Exercise
Go through the entries one line at a time, and gather every line that has the word "kabi".

Task data

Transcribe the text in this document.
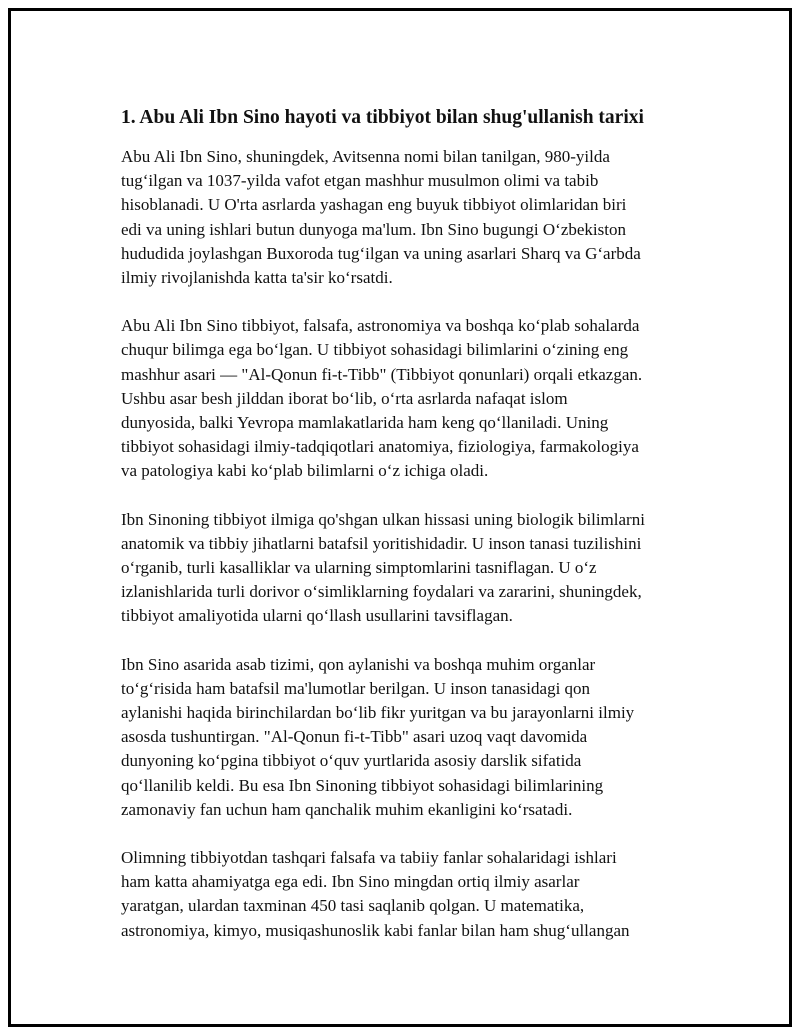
1. Abu Ali Ibn Sino hayoti va tibbiyot bilan shug'ullanish tarixi

Abu Ali Ibn Sino, shuningdek, Avitsenna nomi bilan tanilgan, 980-yilda
tug‘ilgan va 1037-yilda vafot etgan mashhur musulmon olimi va tabib
hisoblanadi. U O'rta asrlarda yashagan eng buyuk tibbiyot olimlaridan biri
edi va uning ishlari butun dunyoga ma'lum. Ibn Sino bugungi O‘zbekiston
hududida joylashgan Buxoroda tug‘ilgan va uning asarlari Sharq va G‘arbda
ilmiy rivojlanishda katta ta'sir ko‘rsatdi.

Abu Ali Ibn Sino tibbiyot, falsafa, astronomiya va boshqa ko‘plab sohalarda
chuqur bilimga ega bo‘lgan. U tibbiyot sohasidagi bilimlarini o‘zining eng
mashhur asari — "Al-Qonun fi-t-Tibb" (Tibbiyot qonunlari) orqali etkazgan.
Ushbu asar besh jilddan iborat bo‘lib, o‘rta asrlarda nafaqat islom
dunyosida, balki Yevropa mamlakatlarida ham keng qo‘llaniladi. Uning
tibbiyot sohasidagi ilmiy-tadqiqotlari anatomiya, fiziologiya, farmakologiya
va patologiya kabi ko‘plab bilimlarni o‘z ichiga oladi.

Ibn Sinoning tibbiyot ilmiga qo'shgan ulkan hissasi uning biologik bilimlarni
anatomik va tibbiy jihatlarni batafsil yoritishidadir. U inson tanasi tuzilishini
o‘rganib, turli kasalliklar va ularning simptomlarini tasniflagan. U o‘z
izlanishlarida turli dorivor o‘simliklarning foydalari va zararini, shuningdek,
tibbiyot amaliyotida ularni qo‘llash usullarini tavsiflagan.

Ibn Sino asarida asab tizimi, qon aylanishi va boshqa muhim organlar
to‘g‘risida ham batafsil ma'lumotlar berilgan. U inson tanasidagi qon
aylanishi haqida birinchilardan bo‘lib fikr yuritgan va bu jarayonlarni ilmiy
asosda tushuntirgan. "Al-Qonun fi-t-Tibb" asari uzoq vaqt davomida
dunyoning ko‘pgina tibbiyot o‘quv yurtlarida asosiy darslik sifatida
qo‘llanilib keldi. Bu esa Ibn Sinoning tibbiyot sohasidagi bilimlarining
zamonaviy fan uchun ham qanchalik muhim ekanligini ko‘rsatadi.

Olimning tibbiyotdan tashqari falsafa va tabiiy fanlar sohalaridagi ishlari
ham katta ahamiyatga ega edi. Ibn Sino mingdan ortiq ilmiy asarlar
yaratgan, ulardan taxminan 450 tasi saqlanib qolgan. U matematika,
astronomiya, kimyo, musiqashunoslik kabi fanlar bilan ham shug‘ullangan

Output for this task
va patologiya kabi ko‘plab bilimlarni o‘z ichiga oladi.
astronomiya, kimyo, musiqashunoslik kabi fanlar bilan ham shug‘ullangan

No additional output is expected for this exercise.